> [GIVEN PROBLEM]: Output the data word for word, dropping every image.

> [THE DATA]:
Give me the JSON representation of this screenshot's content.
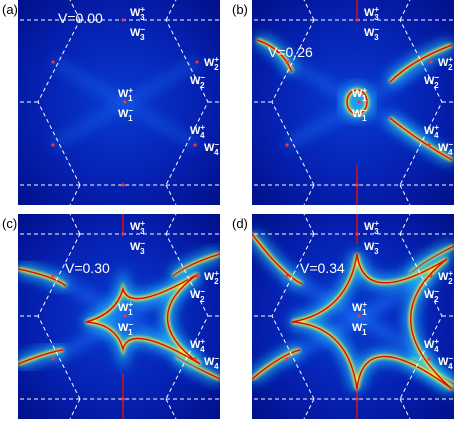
{
  "panels": [
    {
      "label": "(a)",
      "voltage": "V=0.00",
      "points": [
        {
          "base": "W",
          "sup": "+",
          "sub": "3"
        },
        {
          "base": "W",
          "sup": "−",
          "sub": "3"
        },
        {
          "base": "W",
          "sup": "+",
          "sub": "2"
        },
        {
          "base": "W",
          "sup": "−",
          "sub": "2"
        },
        {
          "base": "W",
          "sup": "+",
          "sub": "1"
        },
        {
          "base": "W",
          "sup": "−",
          "sub": "1"
        },
        {
          "base": "W",
          "sup": "+",
          "sub": "4"
        },
        {
          "base": "W",
          "sup": "−",
          "sub": "4"
        }
      ]
    },
    {
      "label": "(b)",
      "voltage": "V=0.26",
      "points": [
        {
          "base": "W",
          "sup": "+",
          "sub": "3"
        },
        {
          "base": "W",
          "sup": "−",
          "sub": "3"
        },
        {
          "base": "W",
          "sup": "+",
          "sub": "2"
        },
        {
          "base": "W",
          "sup": "−",
          "sub": "2"
        },
        {
          "base": "W",
          "sup": "+",
          "sub": "1"
        },
        {
          "base": "W",
          "sup": "−",
          "sub": "1"
        },
        {
          "base": "W",
          "sup": "+",
          "sub": "4"
        },
        {
          "base": "W",
          "sup": "−",
          "sub": "4"
        }
      ]
    },
    {
      "label": "(c)",
      "voltage": "V=0.30",
      "points": [
        {
          "base": "W",
          "sup": "+",
          "sub": "3"
        },
        {
          "base": "W",
          "sup": "−",
          "sub": "3"
        },
        {
          "base": "W",
          "sup": "+",
          "sub": "2"
        },
        {
          "base": "W",
          "sup": "−",
          "sub": "2"
        },
        {
          "base": "W",
          "sup": "+",
          "sub": "1"
        },
        {
          "base": "W",
          "sup": "−",
          "sub": "1"
        },
        {
          "base": "W",
          "sup": "+",
          "sub": "4"
        },
        {
          "base": "W",
          "sup": "−",
          "sub": "4"
        }
      ]
    },
    {
      "label": "(d)",
      "voltage": "V=0.34",
      "points": [
        {
          "base": "W",
          "sup": "+",
          "sub": "3"
        },
        {
          "base": "W",
          "sup": "−",
          "sub": "3"
        },
        {
          "base": "W",
          "sup": "+",
          "sub": "2"
        },
        {
          "base": "W",
          "sup": "−",
          "sub": "2"
        },
        {
          "base": "W",
          "sup": "+",
          "sub": "1"
        },
        {
          "base": "W",
          "sup": "−",
          "sub": "1"
        },
        {
          "base": "W",
          "sup": "+",
          "sub": "4"
        },
        {
          "base": "W",
          "sup": "−",
          "sub": "4"
        }
      ]
    }
  ]
}
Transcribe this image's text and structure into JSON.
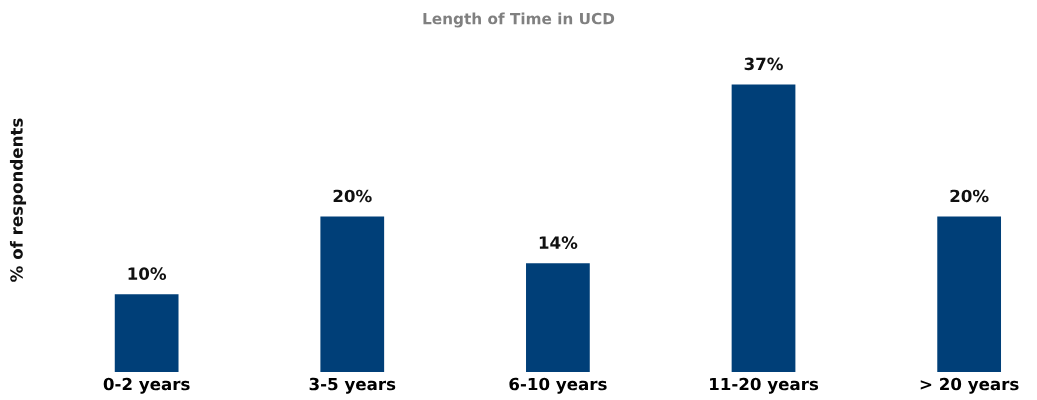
{
  "chart_data": {
    "type": "bar",
    "title": "Length of Time in UCD",
    "ylabel": "% of respondents",
    "categories": [
      "0-2 years",
      "3-5 years",
      "6-10 years",
      "11-20 years",
      "> 20 years"
    ],
    "values": [
      10,
      20,
      14,
      37,
      20
    ],
    "value_labels": [
      "10%",
      "20%",
      "14%",
      "37%",
      "20%"
    ],
    "color": "#003f78",
    "grid": false,
    "legend": false
  }
}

> [TASK RESPONSE]:
Give me the JSON representation of this screenshot's content.
{
  "panels": [
    {
      "label": "(a)",
      "voltage": "V=0.00",
      "points": [
        {
          "base": "W",
          "sup": "+",
          "sub": "3"
        },
        {
          "base": "W",
          "sup": "−",
          "sub": "3"
        },
        {
          "base": "W",
          "sup": "+",
          "sub": "2"
        },
        {
          "base": "W",
          "sup": "−",
          "sub": "2"
        },
        {
          "base": "W",
          "sup": "+",
          "sub": "1"
        },
        {
          "base": "W",
          "sup": "−",
          "sub": "1"
        },
        {
          "base": "W",
          "sup": "+",
          "sub": "4"
        },
        {
          "base": "W",
          "sup": "−",
          "sub": "4"
        }
      ]
    },
    {
      "label": "(b)",
      "voltage": "V=0.26",
      "points": [
        {
          "base": "W",
          "sup": "+",
          "sub": "3"
        },
        {
          "base": "W",
          "sup": "−",
          "sub": "3"
        },
        {
          "base": "W",
          "sup": "+",
          "sub": "2"
        },
        {
          "base": "W",
          "sup": "−",
          "sub": "2"
        },
        {
          "base": "W",
          "sup": "+",
          "sub": "1"
        },
        {
          "base": "W",
          "sup": "−",
          "sub": "1"
        },
        {
          "base": "W",
          "sup": "+",
          "sub": "4"
        },
        {
          "base": "W",
          "sup": "−",
          "sub": "4"
        }
      ]
    },
    {
      "label": "(c)",
      "voltage": "V=0.30",
      "points": [
        {
          "base": "W",
          "sup": "+",
          "sub": "3"
        },
        {
          "base": "W",
          "sup": "−",
          "sub": "3"
        },
        {
          "base": "W",
          "sup": "+",
          "sub": "2"
        },
        {
          "base": "W",
          "sup": "−",
          "sub": "2"
        },
        {
          "base": "W",
          "sup": "+",
          "sub": "1"
        },
        {
          "base": "W",
          "sup": "−",
          "sub": "1"
        },
        {
          "base": "W",
          "sup": "+",
          "sub": "4"
        },
        {
          "base": "W",
          "sup": "−",
          "sub": "4"
        }
      ]
    },
    {
      "label": "(d)",
      "voltage": "V=0.34",
      "points": [
        {
          "base": "W",
          "sup": "+",
          "sub": "3"
        },
        {
          "base": "W",
          "sup": "−",
          "sub": "3"
        },
        {
          "base": "W",
          "sup": "+",
          "sub": "2"
        },
        {
          "base": "W",
          "sup": "−",
          "sub": "2"
        },
        {
          "base": "W",
          "sup": "+",
          "sub": "1"
        },
        {
          "base": "W",
          "sup": "−",
          "sub": "1"
        },
        {
          "base": "W",
          "sup": "+",
          "sub": "4"
        },
        {
          "base": "W",
          "sup": "−",
          "sub": "4"
        }
      ]
    }
  ]
}
Transcribe this image's text and structure into JSON.
{
  "chart_data": {
    "type": "bar",
    "title": "Length of Time in UCD",
    "ylabel": "% of respondents",
    "categories": [
      "0-2 years",
      "3-5 years",
      "6-10 years",
      "11-20 years",
      "> 20 years"
    ],
    "values": [
      10,
      20,
      14,
      37,
      20
    ],
    "value_labels": [
      "10%",
      "20%",
      "14%",
      "37%",
      "20%"
    ],
    "color": "#003f78",
    "grid": false,
    "legend": false
  }
}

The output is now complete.